[Some records]
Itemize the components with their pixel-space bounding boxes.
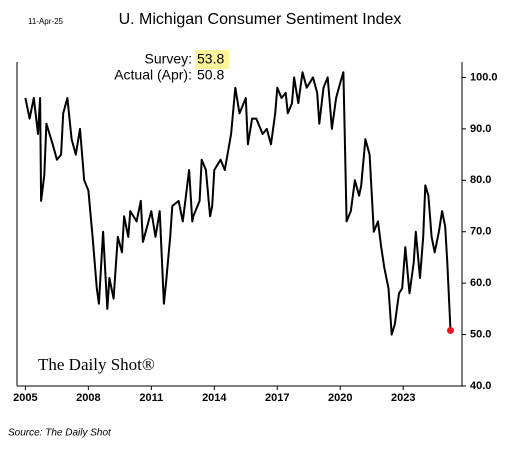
- x-tick-label: 2008: [76, 392, 100, 404]
- x-tick-label: 2014: [202, 392, 227, 404]
- actual-label: Actual (Apr):: [114, 67, 192, 83]
- line: [24, 71, 452, 336]
- survey-label: Survey:: [145, 51, 192, 67]
- actual-value: 50.8: [197, 67, 224, 83]
- chart-title: U. Michigan Consumer Sentiment Index: [119, 11, 402, 28]
- y-tick-label: 100.0: [470, 71, 498, 83]
- y-tick-label: 40.0: [470, 380, 491, 392]
- y-tick-label: 60.0: [470, 277, 491, 289]
- date-note: 11-Apr-25: [28, 17, 64, 26]
- source: Source: The Daily Shot: [8, 428, 112, 439]
- x-tick-label: 2005: [13, 392, 37, 404]
- y-tick-label: 50.0: [470, 328, 491, 340]
- brand: The Daily Shot®: [38, 355, 155, 374]
- y-tick-label: 90.0: [470, 123, 491, 135]
- highlight: [195, 50, 229, 69]
- y-tick-label: 70.0: [470, 226, 491, 238]
- survey-value: 53.8: [197, 51, 224, 67]
- x-tick-label: 2020: [328, 392, 352, 404]
- x-tick-label: 2017: [265, 392, 289, 404]
- last-point: [446, 326, 454, 334]
- y-tick-label: 80.0: [470, 174, 491, 186]
- x-tick-label: 2011: [139, 392, 163, 404]
- x-tick-label: 2023: [391, 392, 415, 404]
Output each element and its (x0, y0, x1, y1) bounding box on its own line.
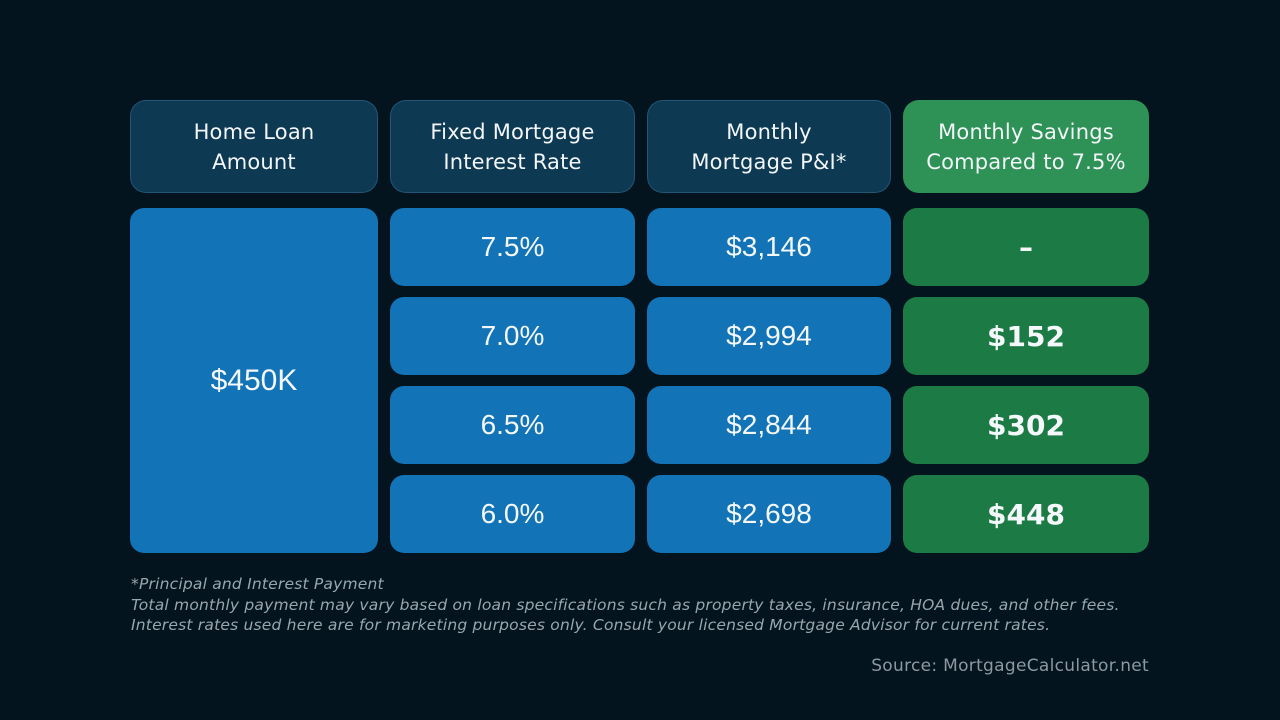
savings-cell: $448 (903, 475, 1149, 553)
savings-cell: – (903, 208, 1149, 286)
loan-amount-cell: $450K (130, 208, 378, 553)
savings-cell: $302 (903, 386, 1149, 464)
header-line: Monthly Savings (938, 119, 1114, 144)
rate-value: 6.0% (480, 498, 545, 529)
rate-value: 7.0% (480, 320, 545, 351)
savings-cell: $152 (903, 297, 1149, 375)
footnotes: *Principal and Interest Payment Total mo… (131, 574, 1151, 636)
header-monthly-savings: Monthly Savings Compared to 7.5% (903, 100, 1149, 193)
footnote-disclaimer: Total monthly payment may vary based on … (131, 595, 1120, 635)
savings-value: $302 (987, 408, 1065, 442)
payment-value: $2,994 (726, 320, 812, 351)
rate-cell: 6.0% (390, 475, 635, 553)
loan-amount-value: $450K (210, 363, 298, 397)
payment-cell: $2,994 (647, 297, 891, 375)
payment-value: $3,146 (726, 231, 812, 262)
payment-value: $2,698 (726, 498, 812, 529)
savings-value: $152 (987, 319, 1065, 353)
savings-value: – (1019, 230, 1033, 264)
header-line: Interest Rate (443, 149, 582, 174)
header-line: Fixed Mortgage (430, 119, 595, 144)
header-line: Monthly (726, 119, 812, 144)
payment-cell: $2,698 (647, 475, 891, 553)
header-line: Compared to 7.5% (926, 149, 1126, 174)
header-line: Amount (212, 149, 296, 174)
header-line: Home Loan (193, 119, 315, 144)
rate-cell: 7.0% (390, 297, 635, 375)
payment-cell: $3,146 (647, 208, 891, 286)
rate-value: 6.5% (480, 409, 545, 440)
rate-value: 7.5% (480, 231, 545, 262)
header-home-loan-amount: Home Loan Amount (130, 100, 378, 193)
payment-cell: $2,844 (647, 386, 891, 464)
payment-value: $2,844 (726, 409, 812, 440)
header-monthly-payment: Monthly Mortgage P&I* (647, 100, 891, 193)
header-line: Mortgage P&I* (691, 149, 847, 174)
rate-cell: 7.5% (390, 208, 635, 286)
savings-value: $448 (987, 497, 1065, 531)
source-attribution: Source: MortgageCalculator.net (871, 656, 1149, 676)
header-interest-rate: Fixed Mortgage Interest Rate (390, 100, 635, 193)
rate-cell: 6.5% (390, 386, 635, 464)
footnote-principal-interest: *Principal and Interest Payment (131, 575, 384, 593)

▶ **WORK TO BE COMPLETED**: Copy out every line of the listing above word for word, omitting the pictures.

▶ **RESPONSE TO THIS TASK**:
Itemize the components with their pixel-space bounding boxes.
- x-tick-label: 2008: [76, 392, 100, 404]
- x-tick-label: 2014: [202, 392, 227, 404]
- actual-label: Actual (Apr):: [114, 67, 192, 83]
- line: [24, 71, 452, 336]
- survey-label: Survey:: [145, 51, 192, 67]
- actual-value: 50.8: [197, 67, 224, 83]
- chart-title: U. Michigan Consumer Sentiment Index: [119, 11, 402, 28]
- y-tick-label: 100.0: [470, 71, 498, 83]
- y-tick-label: 40.0: [470, 380, 491, 392]
- y-tick-label: 60.0: [470, 277, 491, 289]
- date-note: 11-Apr-25: [28, 17, 64, 26]
- source: Source: The Daily Shot: [8, 428, 112, 439]
- x-tick-label: 2005: [13, 392, 37, 404]
- y-tick-label: 50.0: [470, 328, 491, 340]
- brand: The Daily Shot®: [38, 355, 155, 374]
- y-tick-label: 90.0: [470, 123, 491, 135]
- highlight: [195, 50, 229, 69]
- y-tick-label: 70.0: [470, 226, 491, 238]
- survey-value: 53.8: [197, 51, 224, 67]
- x-tick-label: 2020: [328, 392, 352, 404]
- x-tick-label: 2017: [265, 392, 289, 404]
- last-point: [446, 326, 454, 334]
- y-tick-label: 80.0: [470, 174, 491, 186]
- x-tick-label: 2011: [139, 392, 163, 404]
- x-tick-label: 2023: [391, 392, 415, 404]
Output each element and its (x0, y0, x1, y1) bounding box on its own line.
savings-cell: $448 (903, 475, 1149, 553)
savings-cell: – (903, 208, 1149, 286)
loan-amount-cell: $450K (130, 208, 378, 553)
savings-cell: $302 (903, 386, 1149, 464)
header-line: Monthly Savings (938, 119, 1114, 144)
rate-value: 6.0% (480, 498, 545, 529)
rate-value: 7.0% (480, 320, 545, 351)
savings-cell: $152 (903, 297, 1149, 375)
footnotes: *Principal and Interest Payment Total mo… (131, 574, 1151, 636)
header-monthly-savings: Monthly Savings Compared to 7.5% (903, 100, 1149, 193)
footnote-disclaimer: Total monthly payment may vary based on … (131, 595, 1120, 635)
savings-value: $302 (987, 408, 1065, 442)
payment-value: $2,994 (726, 320, 812, 351)
rate-cell: 6.0% (390, 475, 635, 553)
loan-amount-value: $450K (210, 363, 298, 397)
payment-cell: $2,994 (647, 297, 891, 375)
payment-value: $3,146 (726, 231, 812, 262)
payment-value: $2,698 (726, 498, 812, 529)
savings-value: $152 (987, 319, 1065, 353)
savings-value: – (1019, 230, 1033, 264)
header-line: Interest Rate (443, 149, 582, 174)
header-line: Fixed Mortgage (430, 119, 595, 144)
header-line: Monthly (726, 119, 812, 144)
payment-cell: $2,698 (647, 475, 891, 553)
header-line: Compared to 7.5% (926, 149, 1126, 174)
header-line: Amount (212, 149, 296, 174)
header-line: Home Loan (193, 119, 315, 144)
rate-cell: 7.0% (390, 297, 635, 375)
payment-cell: $3,146 (647, 208, 891, 286)
rate-value: 6.5% (480, 409, 545, 440)
rate-value: 7.5% (480, 231, 545, 262)
header-home-loan-amount: Home Loan Amount (130, 100, 378, 193)
payment-cell: $2,844 (647, 386, 891, 464)
payment-value: $2,844 (726, 409, 812, 440)
header-monthly-payment: Monthly Mortgage P&I* (647, 100, 891, 193)
header-line: Mortgage P&I* (691, 149, 847, 174)
rate-cell: 7.5% (390, 208, 635, 286)
savings-value: $448 (987, 497, 1065, 531)
source-attribution: Source: MortgageCalculator.net (871, 656, 1149, 676)
header-interest-rate: Fixed Mortgage Interest Rate (390, 100, 635, 193)
rate-cell: 6.5% (390, 386, 635, 464)
footnote-principal-interest: *Principal and Interest Payment (131, 575, 384, 593)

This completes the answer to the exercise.